Without the pictures, print each of the records below exactly as it appears.

☆ ☆ ☆ ☆ ☆ ☆ ☆

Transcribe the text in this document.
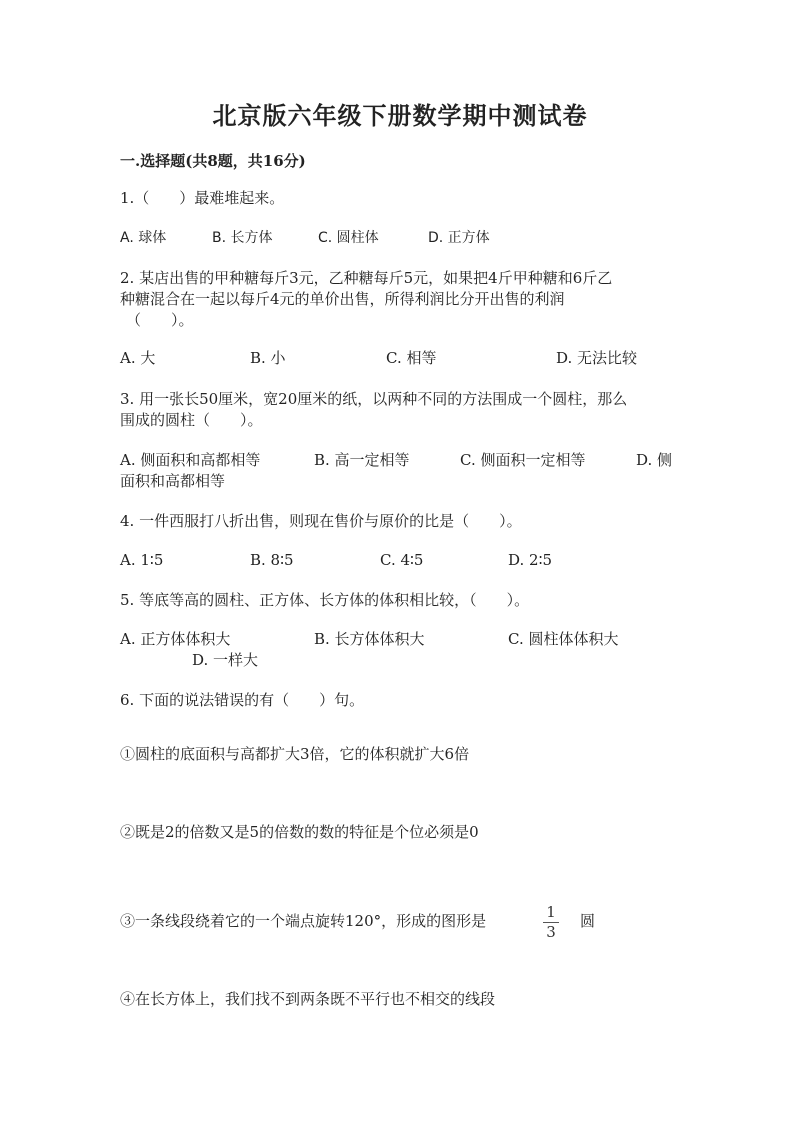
北京版六年级下册数学期中测试卷
一.选择题(共8题，共16分)
1.（　　）最难堆起来。
A. 球体	B. 长方体	C. 圆柱体	D. 正方体
2. 某店出售的甲种糖每斤3元，乙种糖每斤5元，如果把4斤甲种糖和6斤乙
种糖混合在一起以每斤4元的单价出售，所得利润比分开出售的利润
（　　）。
A. 大	B. 小	C. 相等	D. 无法比较
3. 用一张长50厘米，宽20厘米的纸，以两种不同的方法围成一个圆柱，那么
围成的圆柱（　　）。
A. 侧面积和高都相等	B. 高一定相等	C. 侧面积一定相等	D. 侧
面积和高都相等
4. 一件西服打八折出售，则现在售价与原价的比是（　　）。
A. 1∶5	B. 8∶5	C. 4∶5	D. 2∶5
5. 等底等高的圆柱、正方体、长方体的体积相比较，（　　）。
A. 正方体体积大	B. 长方体体积大	C. 圆柱体体积大
D. 一样大
6. 下面的说法错误的有（　　）句。
①圆柱的底面积与高都扩大3倍，它的体积就扩大6倍
②既是2的倍数又是5的倍数的数的特征是个位必须是0
③一条线段绕着它的一个端点旋转120°，形成的图形是	1
3
圆
④在长方体上，我们找不到两条既不平行也不相交的线段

☆ ☆ ☆ ☆ ☆ ☆ ☆

**PROBLEM SOLUTION:**
Transcribe the text in this document.
北京版六年级下册数学期中测试卷
一.选择题(共8题，共16分)
1.（　　）最难堆起来。
A. 球体	B. 长方体	C. 圆柱体	D. 正方体
2. 某店出售的甲种糖每斤3元，乙种糖每斤5元，如果把4斤甲种糖和6斤乙
种糖混合在一起以每斤4元的单价出售，所得利润比分开出售的利润
（　　）。
A. 大	B. 小	C. 相等	D. 无法比较
3. 用一张长50厘米，宽20厘米的纸，以两种不同的方法围成一个圆柱，那么
围成的圆柱（　　）。
A. 侧面积和高都相等	B. 高一定相等	C. 侧面积一定相等	D. 侧
面积和高都相等
4. 一件西服打八折出售，则现在售价与原价的比是（　　）。
A. 1∶5	B. 8∶5	C. 4∶5	D. 2∶5
5. 等底等高的圆柱、正方体、长方体的体积相比较，（　　）。
A. 正方体体积大	B. 长方体体积大	C. 圆柱体体积大
D. 一样大
6. 下面的说法错误的有（　　）句。
①圆柱的底面积与高都扩大3倍，它的体积就扩大6倍
②既是2的倍数又是5的倍数的数的特征是个位必须是0
③一条线段绕着它的一个端点旋转120°，形成的图形是	1
3
圆
④在长方体上，我们找不到两条既不平行也不相交的线段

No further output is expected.